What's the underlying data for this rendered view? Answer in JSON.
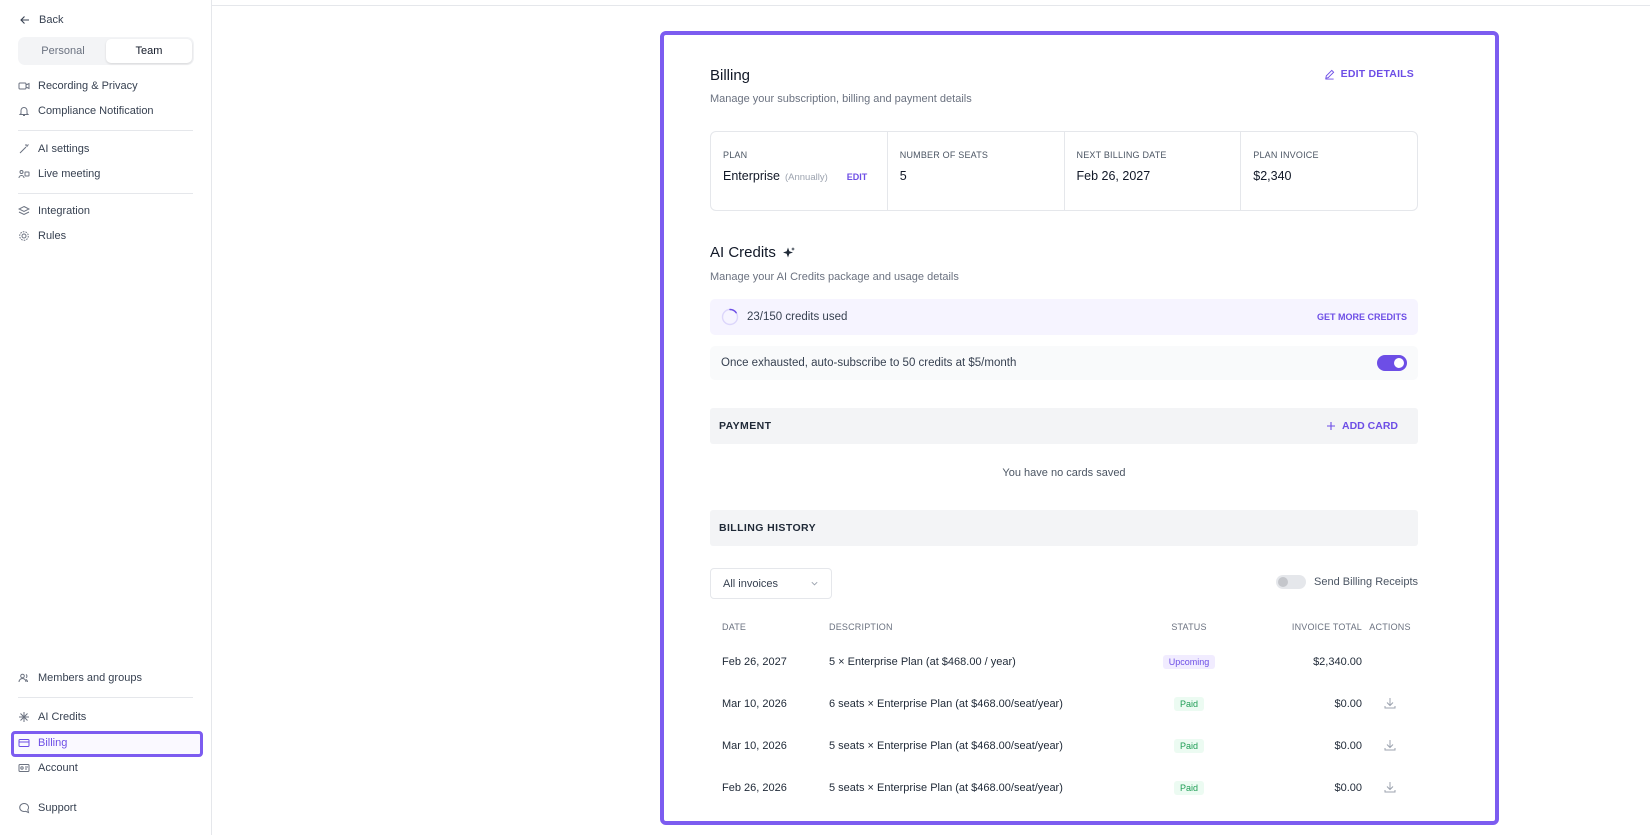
{
  "sidebar": {
    "back_label": "Back",
    "tabs": [
      {
        "label": "Personal"
      },
      {
        "label": "Team"
      }
    ],
    "items": [
      {
        "label": "Recording & Privacy",
        "icon": "video-camera-icon"
      },
      {
        "label": "Compliance Notification",
        "icon": "bell-icon"
      },
      {
        "label": "AI settings",
        "icon": "magic-wand-icon"
      },
      {
        "label": "Live meeting",
        "icon": "live-meeting-icon"
      },
      {
        "label": "Integration",
        "icon": "layers-icon"
      },
      {
        "label": "Rules",
        "icon": "cog-icon"
      },
      {
        "label": "Members and groups",
        "icon": "users-icon"
      },
      {
        "label": "AI Credits",
        "icon": "sparkle-icon"
      },
      {
        "label": "Billing",
        "icon": "credit-card-icon"
      },
      {
        "label": "Account",
        "icon": "id-card-icon"
      },
      {
        "label": "Support",
        "icon": "chat-bubble-icon"
      }
    ],
    "active_item": "Billing"
  },
  "billing": {
    "title": "Billing",
    "subtitle": "Manage your subscription, billing and payment details",
    "edit_details_label": "EDIT DETAILS",
    "plan": {
      "label": "PLAN",
      "value": "Enterprise",
      "period": "(Annually)",
      "edit_label": "EDIT"
    },
    "seats": {
      "label": "NUMBER OF SEATS",
      "value": "5"
    },
    "next_billing": {
      "label": "NEXT BILLING DATE",
      "value": "Feb 26, 2027"
    },
    "invoice": {
      "label": "PLAN INVOICE",
      "value": "$2,340"
    }
  },
  "ai_credits": {
    "title": "AI Credits",
    "subtitle": "Manage your AI Credits package and usage details",
    "used_text": "23/150 credits used",
    "used": 23,
    "total": 150,
    "get_more_label": "GET MORE CREDITS",
    "auto_subscribe_text": "Once exhausted, auto-subscribe to 50 credits at $5/month",
    "auto_subscribe_enabled": true
  },
  "payment": {
    "title": "PAYMENT",
    "add_card_label": "ADD CARD",
    "empty_text": "You have no cards saved"
  },
  "history": {
    "title": "BILLING HISTORY",
    "filter_value": "All invoices",
    "receipts_label": "Send Billing Receipts",
    "receipts_enabled": false,
    "columns": {
      "date": "DATE",
      "description": "DESCRIPTION",
      "status": "STATUS",
      "total": "INVOICE TOTAL",
      "actions": "ACTIONS"
    },
    "rows": [
      {
        "date": "Feb 26, 2027",
        "description": "5 × Enterprise Plan (at $468.00 / year)",
        "status": "Upcoming",
        "total": "$2,340.00"
      },
      {
        "date": "Mar 10, 2026",
        "description": "6 seats × Enterprise Plan (at $468.00/seat/year)",
        "status": "Paid",
        "total": "$0.00"
      },
      {
        "date": "Mar 10, 2026",
        "description": "5 seats × Enterprise Plan (at $468.00/seat/year)",
        "status": "Paid",
        "total": "$0.00"
      },
      {
        "date": "Feb 26, 2026",
        "description": "5 seats × Enterprise Plan (at $468.00/seat/year)",
        "status": "Paid",
        "total": "$0.00"
      }
    ]
  },
  "colors": {
    "accent": "#6d4ee6",
    "highlight_border": "#7c5cf0",
    "paid": "#1f9d55"
  }
}
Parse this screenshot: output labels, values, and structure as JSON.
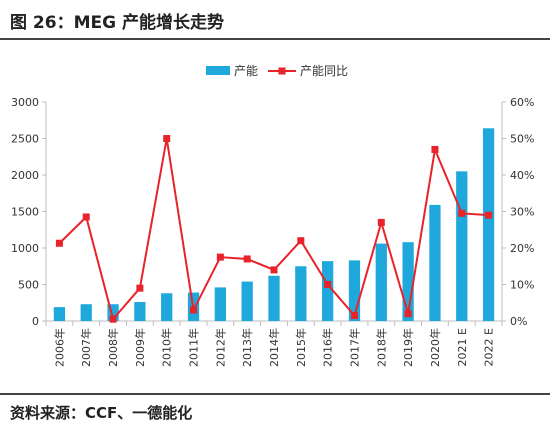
{
  "title": "图 26：MEG 产能增长走势",
  "source": "资料来源：CCF、一德能化",
  "colors": {
    "bar": "#1fa8dc",
    "line": "#e8232a",
    "axis": "#bfbfbf",
    "text": "#333333"
  },
  "chart_data": {
    "type": "bar",
    "categories": [
      "2006年",
      "2007年",
      "2008年",
      "2009年",
      "2010年",
      "2011年",
      "2012年",
      "2013年",
      "2014年",
      "2015年",
      "2016年",
      "2017年",
      "2018年",
      "2019年",
      "2020年",
      "2021 E",
      "2022 E"
    ],
    "series": [
      {
        "name": "产能",
        "type": "bar",
        "axis": "left",
        "values": [
          190,
          230,
          230,
          260,
          380,
          390,
          460,
          540,
          620,
          750,
          820,
          830,
          1060,
          1080,
          1590,
          2050,
          2640
        ]
      },
      {
        "name": "产能同比",
        "type": "line",
        "axis": "right",
        "values": [
          0.213,
          0.285,
          0.005,
          0.09,
          0.5,
          0.03,
          0.175,
          0.17,
          0.14,
          0.22,
          0.1,
          0.015,
          0.27,
          0.02,
          0.47,
          0.295,
          0.29
        ]
      }
    ],
    "ylim": [
      0,
      3000
    ],
    "yticks": [
      "0",
      "500",
      "1000",
      "1500",
      "2000",
      "2500",
      "3000"
    ],
    "y2lim": [
      0,
      0.6
    ],
    "y2ticks": [
      "0%",
      "10%",
      "20%",
      "30%",
      "40%",
      "50%",
      "60%"
    ],
    "legend": "top",
    "grid": false
  }
}
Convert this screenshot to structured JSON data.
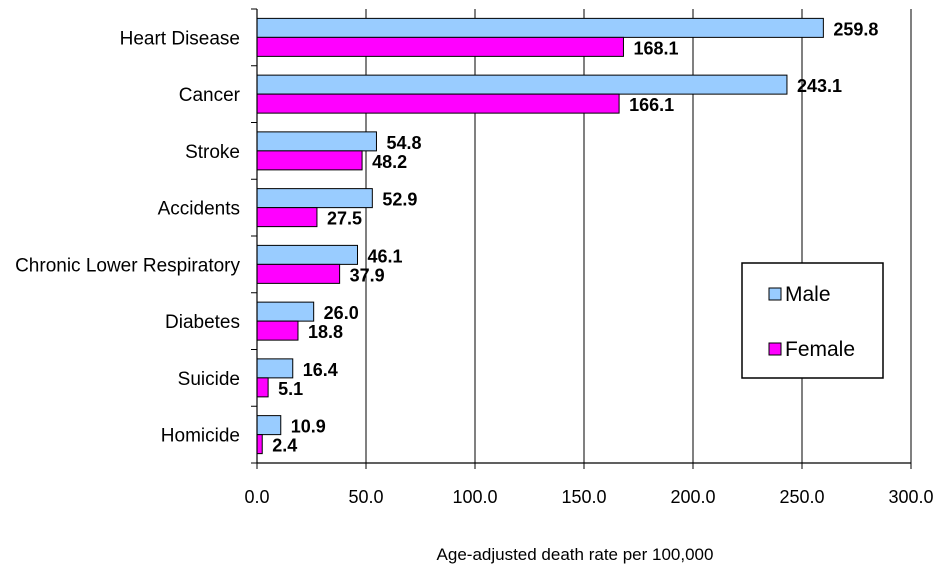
{
  "chart_data": {
    "type": "bar",
    "orientation": "horizontal",
    "title": "",
    "xlabel": "Age-adjusted death rate per 100,000",
    "ylabel": "",
    "xlim": [
      0,
      300
    ],
    "x_ticks": [
      "0.0",
      "50.0",
      "100.0",
      "150.0",
      "200.0",
      "250.0",
      "300.0"
    ],
    "grid": "vertical",
    "legend_position": "right",
    "categories": [
      "Heart Disease",
      "Cancer",
      "Stroke",
      "Accidents",
      "Chronic Lower Respiratory",
      "Diabetes",
      "Suicide",
      "Homicide"
    ],
    "series": [
      {
        "name": "Male",
        "color": "#99ccff",
        "values": [
          259.8,
          243.1,
          54.8,
          52.9,
          46.1,
          26.0,
          16.4,
          10.9
        ],
        "labels": [
          "259.8",
          "243.1",
          "54.8",
          "52.9",
          "46.1",
          "26.0",
          "16.4",
          "10.9"
        ]
      },
      {
        "name": "Female",
        "color": "#ff00ff",
        "values": [
          168.1,
          166.1,
          48.2,
          27.5,
          37.9,
          18.8,
          5.1,
          2.4
        ],
        "labels": [
          "168.1",
          "166.1",
          "48.2",
          "27.5",
          "37.9",
          "18.8",
          "5.1",
          "2.4"
        ]
      }
    ]
  }
}
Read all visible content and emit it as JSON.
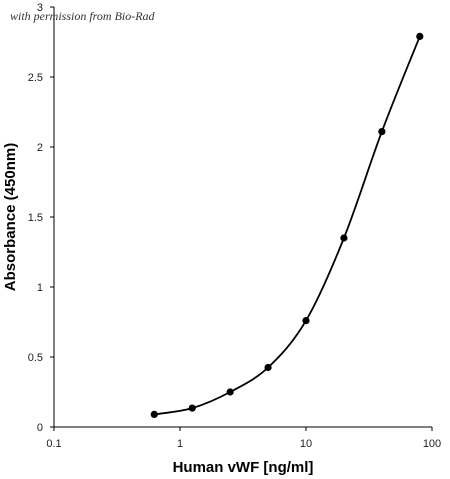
{
  "watermark": "with permission from Bio-Rad",
  "chart_data": {
    "type": "scatter",
    "title": "",
    "xlabel": "Human vWF [ng/ml]",
    "ylabel": "Absorbance (450nm)",
    "x_scale": "log",
    "xlim": [
      0.1,
      100
    ],
    "ylim": [
      0,
      3
    ],
    "x_ticks": [
      "0.1",
      "1",
      "10",
      "100"
    ],
    "y_ticks": [
      "0",
      "0.5",
      "1",
      "1.5",
      "2",
      "2.5",
      "3"
    ],
    "grid": false,
    "legend": "none",
    "series": [
      {
        "x": [
          0.625,
          1.25,
          2.5,
          5,
          10,
          20,
          40,
          80
        ],
        "y": [
          0.09,
          0.135,
          0.25,
          0.425,
          0.76,
          1.35,
          2.11,
          2.79
        ],
        "marker": "circle",
        "line": "smooth",
        "color": "#000000"
      }
    ]
  }
}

→ **What you should do**
Quote the preceding listing precisely and completely, omitting its images.

→ **Answer to the exercise**
What's the underlying data for this rendered view? Answer in JSON.
{
  "sidebar": {
    "back_label": "Back",
    "tabs": [
      {
        "label": "Personal"
      },
      {
        "label": "Team"
      }
    ],
    "items": [
      {
        "label": "Recording & Privacy",
        "icon": "video-camera-icon"
      },
      {
        "label": "Compliance Notification",
        "icon": "bell-icon"
      },
      {
        "label": "AI settings",
        "icon": "magic-wand-icon"
      },
      {
        "label": "Live meeting",
        "icon": "live-meeting-icon"
      },
      {
        "label": "Integration",
        "icon": "layers-icon"
      },
      {
        "label": "Rules",
        "icon": "cog-icon"
      },
      {
        "label": "Members and groups",
        "icon": "users-icon"
      },
      {
        "label": "AI Credits",
        "icon": "sparkle-icon"
      },
      {
        "label": "Billing",
        "icon": "credit-card-icon"
      },
      {
        "label": "Account",
        "icon": "id-card-icon"
      },
      {
        "label": "Support",
        "icon": "chat-bubble-icon"
      }
    ],
    "active_item": "Billing"
  },
  "billing": {
    "title": "Billing",
    "subtitle": "Manage your subscription, billing and payment details",
    "edit_details_label": "EDIT DETAILS",
    "plan": {
      "label": "PLAN",
      "value": "Enterprise",
      "period": "(Annually)",
      "edit_label": "EDIT"
    },
    "seats": {
      "label": "NUMBER OF SEATS",
      "value": "5"
    },
    "next_billing": {
      "label": "NEXT BILLING DATE",
      "value": "Feb 26, 2027"
    },
    "invoice": {
      "label": "PLAN INVOICE",
      "value": "$2,340"
    }
  },
  "ai_credits": {
    "title": "AI Credits",
    "subtitle": "Manage your AI Credits package and usage details",
    "used_text": "23/150 credits used",
    "used": 23,
    "total": 150,
    "get_more_label": "GET MORE CREDITS",
    "auto_subscribe_text": "Once exhausted, auto-subscribe to 50 credits at $5/month",
    "auto_subscribe_enabled": true
  },
  "payment": {
    "title": "PAYMENT",
    "add_card_label": "ADD CARD",
    "empty_text": "You have no cards saved"
  },
  "history": {
    "title": "BILLING HISTORY",
    "filter_value": "All invoices",
    "receipts_label": "Send Billing Receipts",
    "receipts_enabled": false,
    "columns": {
      "date": "DATE",
      "description": "DESCRIPTION",
      "status": "STATUS",
      "total": "INVOICE TOTAL",
      "actions": "ACTIONS"
    },
    "rows": [
      {
        "date": "Feb 26, 2027",
        "description": "5 × Enterprise Plan (at $468.00 / year)",
        "status": "Upcoming",
        "total": "$2,340.00"
      },
      {
        "date": "Mar 10, 2026",
        "description": "6 seats × Enterprise Plan (at $468.00/seat/year)",
        "status": "Paid",
        "total": "$0.00"
      },
      {
        "date": "Mar 10, 2026",
        "description": "5 seats × Enterprise Plan (at $468.00/seat/year)",
        "status": "Paid",
        "total": "$0.00"
      },
      {
        "date": "Feb 26, 2026",
        "description": "5 seats × Enterprise Plan (at $468.00/seat/year)",
        "status": "Paid",
        "total": "$0.00"
      }
    ]
  },
  "colors": {
    "accent": "#6d4ee6",
    "highlight_border": "#7c5cf0",
    "paid": "#1f9d55"
  }
}
Parse this screenshot: output labels, values, and structure as JSON.
{
  "title": "图 26：MEG 产能增长走势",
  "source": "资料来源：CCF、一德能化",
  "colors": {
    "bar": "#1fa8dc",
    "line": "#e8232a",
    "axis": "#bfbfbf",
    "text": "#333333"
  },
  "chart_data": {
    "type": "bar",
    "categories": [
      "2006年",
      "2007年",
      "2008年",
      "2009年",
      "2010年",
      "2011年",
      "2012年",
      "2013年",
      "2014年",
      "2015年",
      "2016年",
      "2017年",
      "2018年",
      "2019年",
      "2020年",
      "2021 E",
      "2022 E"
    ],
    "series": [
      {
        "name": "产能",
        "type": "bar",
        "axis": "left",
        "values": [
          190,
          230,
          230,
          260,
          380,
          390,
          460,
          540,
          620,
          750,
          820,
          830,
          1060,
          1080,
          1590,
          2050,
          2640
        ]
      },
      {
        "name": "产能同比",
        "type": "line",
        "axis": "right",
        "values": [
          0.213,
          0.285,
          0.005,
          0.09,
          0.5,
          0.03,
          0.175,
          0.17,
          0.14,
          0.22,
          0.1,
          0.015,
          0.27,
          0.02,
          0.47,
          0.295,
          0.29
        ]
      }
    ],
    "ylim": [
      0,
      3000
    ],
    "yticks": [
      "0",
      "500",
      "1000",
      "1500",
      "2000",
      "2500",
      "3000"
    ],
    "y2lim": [
      0,
      0.6
    ],
    "y2ticks": [
      "0%",
      "10%",
      "20%",
      "30%",
      "40%",
      "50%",
      "60%"
    ],
    "legend": "top",
    "grid": false
  }
}
Convert this screenshot to structured JSON data.
{
  "chart_data": {
    "type": "bar",
    "orientation": "horizontal",
    "title": "",
    "xlabel": "Age-adjusted death rate per 100,000",
    "ylabel": "",
    "xlim": [
      0,
      300
    ],
    "x_ticks": [
      "0.0",
      "50.0",
      "100.0",
      "150.0",
      "200.0",
      "250.0",
      "300.0"
    ],
    "grid": "vertical",
    "legend_position": "right",
    "categories": [
      "Heart Disease",
      "Cancer",
      "Stroke",
      "Accidents",
      "Chronic Lower Respiratory",
      "Diabetes",
      "Suicide",
      "Homicide"
    ],
    "series": [
      {
        "name": "Male",
        "color": "#99ccff",
        "values": [
          259.8,
          243.1,
          54.8,
          52.9,
          46.1,
          26.0,
          16.4,
          10.9
        ],
        "labels": [
          "259.8",
          "243.1",
          "54.8",
          "52.9",
          "46.1",
          "26.0",
          "16.4",
          "10.9"
        ]
      },
      {
        "name": "Female",
        "color": "#ff00ff",
        "values": [
          168.1,
          166.1,
          48.2,
          27.5,
          37.9,
          18.8,
          5.1,
          2.4
        ],
        "labels": [
          "168.1",
          "166.1",
          "48.2",
          "27.5",
          "37.9",
          "18.8",
          "5.1",
          "2.4"
        ]
      }
    ]
  }
}
Read all visible content and emit it as JSON.
{
  "watermark": "with permission from Bio-Rad",
  "chart_data": {
    "type": "scatter",
    "title": "",
    "xlabel": "Human vWF [ng/ml]",
    "ylabel": "Absorbance (450nm)",
    "x_scale": "log",
    "xlim": [
      0.1,
      100
    ],
    "ylim": [
      0,
      3
    ],
    "x_ticks": [
      "0.1",
      "1",
      "10",
      "100"
    ],
    "y_ticks": [
      "0",
      "0.5",
      "1",
      "1.5",
      "2",
      "2.5",
      "3"
    ],
    "grid": false,
    "legend": "none",
    "series": [
      {
        "x": [
          0.625,
          1.25,
          2.5,
          5,
          10,
          20,
          40,
          80
        ],
        "y": [
          0.09,
          0.135,
          0.25,
          0.425,
          0.76,
          1.35,
          2.11,
          2.79
        ],
        "marker": "circle",
        "line": "smooth",
        "color": "#000000"
      }
    ]
  }
}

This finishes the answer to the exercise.